_What this task involves_
Reproduce all the entries exactly and keep the pictures out.

**** Data provided ****

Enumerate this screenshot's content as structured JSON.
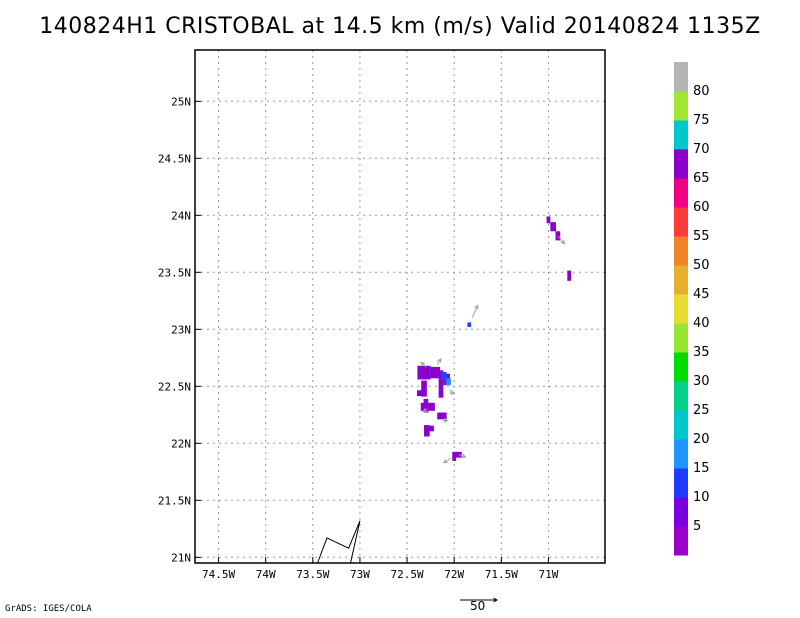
{
  "title": "140824H1 CRISTOBAL at 14.5 km (m/s) Valid 20140824 1135Z",
  "credit": "GrADS: IGES/COLA",
  "reference_vector": {
    "label": "50",
    "magnitude": 50
  },
  "map": {
    "lon_range": [
      -74.75,
      -70.4
    ],
    "lat_range": [
      20.95,
      25.45
    ],
    "lon_ticks": [
      {
        "value": -74.5,
        "label": "74.5W"
      },
      {
        "value": -74.0,
        "label": "74W"
      },
      {
        "value": -73.5,
        "label": "73.5W"
      },
      {
        "value": -73.0,
        "label": "73W"
      },
      {
        "value": -72.5,
        "label": "72.5W"
      },
      {
        "value": -72.0,
        "label": "72W"
      },
      {
        "value": -71.5,
        "label": "71.5W"
      },
      {
        "value": -71.0,
        "label": "71W"
      }
    ],
    "lat_ticks": [
      {
        "value": 21.0,
        "label": "21N"
      },
      {
        "value": 21.5,
        "label": "21.5N"
      },
      {
        "value": 22.0,
        "label": "22N"
      },
      {
        "value": 22.5,
        "label": "22.5N"
      },
      {
        "value": 23.0,
        "label": "23N"
      },
      {
        "value": 23.5,
        "label": "23.5N"
      },
      {
        "value": 24.0,
        "label": "24N"
      },
      {
        "value": 24.5,
        "label": "24.5N"
      },
      {
        "value": 25.0,
        "label": "25N"
      }
    ],
    "grid": true,
    "coastline": [
      [
        -73.45,
        20.95
      ],
      [
        -73.35,
        21.17
      ],
      [
        -73.12,
        21.08
      ],
      [
        -73.0,
        21.32
      ],
      [
        -73.1,
        20.95
      ]
    ],
    "wind_cells": [
      {
        "lon": -72.32,
        "lat": 22.62,
        "w": 0.14,
        "h": 0.12,
        "color": "#8a00cc"
      },
      {
        "lon": -72.2,
        "lat": 22.62,
        "w": 0.1,
        "h": 0.1,
        "color": "#8a00cc"
      },
      {
        "lon": -72.32,
        "lat": 22.48,
        "w": 0.06,
        "h": 0.14,
        "color": "#8a00cc"
      },
      {
        "lon": -72.37,
        "lat": 22.44,
        "w": 0.05,
        "h": 0.05,
        "color": "#8a00cc"
      },
      {
        "lon": -72.3,
        "lat": 22.33,
        "w": 0.05,
        "h": 0.12,
        "color": "#8a00cc"
      },
      {
        "lon": -72.28,
        "lat": 22.32,
        "w": 0.15,
        "h": 0.07,
        "color": "#8a00cc"
      },
      {
        "lon": -72.14,
        "lat": 22.52,
        "w": 0.05,
        "h": 0.24,
        "color": "#8a00cc"
      },
      {
        "lon": -72.08,
        "lat": 22.56,
        "w": 0.07,
        "h": 0.1,
        "color": "#8a00cc"
      },
      {
        "lon": -72.13,
        "lat": 22.24,
        "w": 0.1,
        "h": 0.06,
        "color": "#8a00cc"
      },
      {
        "lon": -72.29,
        "lat": 22.11,
        "w": 0.06,
        "h": 0.1,
        "color": "#8a00cc"
      },
      {
        "lon": -72.24,
        "lat": 22.13,
        "w": 0.05,
        "h": 0.05,
        "color": "#8a00cc"
      },
      {
        "lon": -72.11,
        "lat": 22.59,
        "w": 0.06,
        "h": 0.07,
        "color": "#2244ff"
      },
      {
        "lon": -72.06,
        "lat": 22.54,
        "w": 0.05,
        "h": 0.06,
        "color": "#1e90ff"
      },
      {
        "lon": -71.97,
        "lat": 21.9,
        "w": 0.1,
        "h": 0.05,
        "color": "#8a00cc"
      },
      {
        "lon": -72.0,
        "lat": 21.87,
        "w": 0.04,
        "h": 0.05,
        "color": "#8a00cc"
      },
      {
        "lon": -71.84,
        "lat": 23.04,
        "w": 0.04,
        "h": 0.04,
        "color": "#2244ff"
      },
      {
        "lon": -71.0,
        "lat": 23.96,
        "w": 0.04,
        "h": 0.06,
        "color": "#8a00cc"
      },
      {
        "lon": -70.95,
        "lat": 23.9,
        "w": 0.06,
        "h": 0.08,
        "color": "#8a00cc"
      },
      {
        "lon": -70.9,
        "lat": 23.82,
        "w": 0.05,
        "h": 0.08,
        "color": "#8a00cc"
      },
      {
        "lon": -70.78,
        "lat": 23.47,
        "w": 0.04,
        "h": 0.09,
        "color": "#8a00cc"
      }
    ],
    "wind_vectors": [
      {
        "lon": -72.3,
        "lat": 22.67,
        "u": -0.05,
        "v": 0.04
      },
      {
        "lon": -72.18,
        "lat": 22.69,
        "u": 0.04,
        "v": 0.05
      },
      {
        "lon": -72.05,
        "lat": 22.47,
        "u": 0.04,
        "v": -0.04
      },
      {
        "lon": -72.28,
        "lat": 22.3,
        "u": -0.05,
        "v": -0.02
      },
      {
        "lon": -72.12,
        "lat": 22.2,
        "u": 0.05,
        "v": 0.0
      },
      {
        "lon": -72.03,
        "lat": 21.87,
        "u": -0.08,
        "v": -0.04
      },
      {
        "lon": -71.95,
        "lat": 21.9,
        "u": 0.07,
        "v": -0.02
      },
      {
        "lon": -71.81,
        "lat": 23.1,
        "u": 0.06,
        "v": 0.11
      },
      {
        "lon": -70.9,
        "lat": 23.82,
        "u": 0.07,
        "v": -0.07
      }
    ]
  },
  "colorbar": {
    "colors": [
      "#9a00c8",
      "#7a00e0",
      "#1e3cff",
      "#1e96ff",
      "#00c8c8",
      "#00d28c",
      "#00dc00",
      "#96e632",
      "#e6dc32",
      "#e6af2d",
      "#f08228",
      "#fa3c3c",
      "#f00082",
      "#8c00c8",
      "#00c8c8",
      "#a0e632",
      "#b4b4b4"
    ],
    "labels": [
      "5",
      "10",
      "15",
      "20",
      "25",
      "30",
      "35",
      "40",
      "45",
      "50",
      "55",
      "60",
      "65",
      "70",
      "75",
      "80"
    ]
  }
}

****

_Solution below_
Enumerate this screenshot's content as structured JSON.
{
  "title": "140824H1 CRISTOBAL at 14.5 km (m/s) Valid 20140824 1135Z",
  "credit": "GrADS: IGES/COLA",
  "reference_vector": {
    "label": "50",
    "magnitude": 50
  },
  "map": {
    "lon_range": [
      -74.75,
      -70.4
    ],
    "lat_range": [
      20.95,
      25.45
    ],
    "lon_ticks": [
      {
        "value": -74.5,
        "label": "74.5W"
      },
      {
        "value": -74.0,
        "label": "74W"
      },
      {
        "value": -73.5,
        "label": "73.5W"
      },
      {
        "value": -73.0,
        "label": "73W"
      },
      {
        "value": -72.5,
        "label": "72.5W"
      },
      {
        "value": -72.0,
        "label": "72W"
      },
      {
        "value": -71.5,
        "label": "71.5W"
      },
      {
        "value": -71.0,
        "label": "71W"
      }
    ],
    "lat_ticks": [
      {
        "value": 21.0,
        "label": "21N"
      },
      {
        "value": 21.5,
        "label": "21.5N"
      },
      {
        "value": 22.0,
        "label": "22N"
      },
      {
        "value": 22.5,
        "label": "22.5N"
      },
      {
        "value": 23.0,
        "label": "23N"
      },
      {
        "value": 23.5,
        "label": "23.5N"
      },
      {
        "value": 24.0,
        "label": "24N"
      },
      {
        "value": 24.5,
        "label": "24.5N"
      },
      {
        "value": 25.0,
        "label": "25N"
      }
    ],
    "grid": true,
    "coastline": [
      [
        -73.45,
        20.95
      ],
      [
        -73.35,
        21.17
      ],
      [
        -73.12,
        21.08
      ],
      [
        -73.0,
        21.32
      ],
      [
        -73.1,
        20.95
      ]
    ],
    "wind_cells": [
      {
        "lon": -72.32,
        "lat": 22.62,
        "w": 0.14,
        "h": 0.12,
        "color": "#8a00cc"
      },
      {
        "lon": -72.2,
        "lat": 22.62,
        "w": 0.1,
        "h": 0.1,
        "color": "#8a00cc"
      },
      {
        "lon": -72.32,
        "lat": 22.48,
        "w": 0.06,
        "h": 0.14,
        "color": "#8a00cc"
      },
      {
        "lon": -72.37,
        "lat": 22.44,
        "w": 0.05,
        "h": 0.05,
        "color": "#8a00cc"
      },
      {
        "lon": -72.3,
        "lat": 22.33,
        "w": 0.05,
        "h": 0.12,
        "color": "#8a00cc"
      },
      {
        "lon": -72.28,
        "lat": 22.32,
        "w": 0.15,
        "h": 0.07,
        "color": "#8a00cc"
      },
      {
        "lon": -72.14,
        "lat": 22.52,
        "w": 0.05,
        "h": 0.24,
        "color": "#8a00cc"
      },
      {
        "lon": -72.08,
        "lat": 22.56,
        "w": 0.07,
        "h": 0.1,
        "color": "#8a00cc"
      },
      {
        "lon": -72.13,
        "lat": 22.24,
        "w": 0.1,
        "h": 0.06,
        "color": "#8a00cc"
      },
      {
        "lon": -72.29,
        "lat": 22.11,
        "w": 0.06,
        "h": 0.1,
        "color": "#8a00cc"
      },
      {
        "lon": -72.24,
        "lat": 22.13,
        "w": 0.05,
        "h": 0.05,
        "color": "#8a00cc"
      },
      {
        "lon": -72.11,
        "lat": 22.59,
        "w": 0.06,
        "h": 0.07,
        "color": "#2244ff"
      },
      {
        "lon": -72.06,
        "lat": 22.54,
        "w": 0.05,
        "h": 0.06,
        "color": "#1e90ff"
      },
      {
        "lon": -71.97,
        "lat": 21.9,
        "w": 0.1,
        "h": 0.05,
        "color": "#8a00cc"
      },
      {
        "lon": -72.0,
        "lat": 21.87,
        "w": 0.04,
        "h": 0.05,
        "color": "#8a00cc"
      },
      {
        "lon": -71.84,
        "lat": 23.04,
        "w": 0.04,
        "h": 0.04,
        "color": "#2244ff"
      },
      {
        "lon": -71.0,
        "lat": 23.96,
        "w": 0.04,
        "h": 0.06,
        "color": "#8a00cc"
      },
      {
        "lon": -70.95,
        "lat": 23.9,
        "w": 0.06,
        "h": 0.08,
        "color": "#8a00cc"
      },
      {
        "lon": -70.9,
        "lat": 23.82,
        "w": 0.05,
        "h": 0.08,
        "color": "#8a00cc"
      },
      {
        "lon": -70.78,
        "lat": 23.47,
        "w": 0.04,
        "h": 0.09,
        "color": "#8a00cc"
      }
    ],
    "wind_vectors": [
      {
        "lon": -72.3,
        "lat": 22.67,
        "u": -0.05,
        "v": 0.04
      },
      {
        "lon": -72.18,
        "lat": 22.69,
        "u": 0.04,
        "v": 0.05
      },
      {
        "lon": -72.05,
        "lat": 22.47,
        "u": 0.04,
        "v": -0.04
      },
      {
        "lon": -72.28,
        "lat": 22.3,
        "u": -0.05,
        "v": -0.02
      },
      {
        "lon": -72.12,
        "lat": 22.2,
        "u": 0.05,
        "v": 0.0
      },
      {
        "lon": -72.03,
        "lat": 21.87,
        "u": -0.08,
        "v": -0.04
      },
      {
        "lon": -71.95,
        "lat": 21.9,
        "u": 0.07,
        "v": -0.02
      },
      {
        "lon": -71.81,
        "lat": 23.1,
        "u": 0.06,
        "v": 0.11
      },
      {
        "lon": -70.9,
        "lat": 23.82,
        "u": 0.07,
        "v": -0.07
      }
    ]
  },
  "colorbar": {
    "colors": [
      "#9a00c8",
      "#7a00e0",
      "#1e3cff",
      "#1e96ff",
      "#00c8c8",
      "#00d28c",
      "#00dc00",
      "#96e632",
      "#e6dc32",
      "#e6af2d",
      "#f08228",
      "#fa3c3c",
      "#f00082",
      "#8c00c8",
      "#00c8c8",
      "#a0e632",
      "#b4b4b4"
    ],
    "labels": [
      "5",
      "10",
      "15",
      "20",
      "25",
      "30",
      "35",
      "40",
      "45",
      "50",
      "55",
      "60",
      "65",
      "70",
      "75",
      "80"
    ]
  }
}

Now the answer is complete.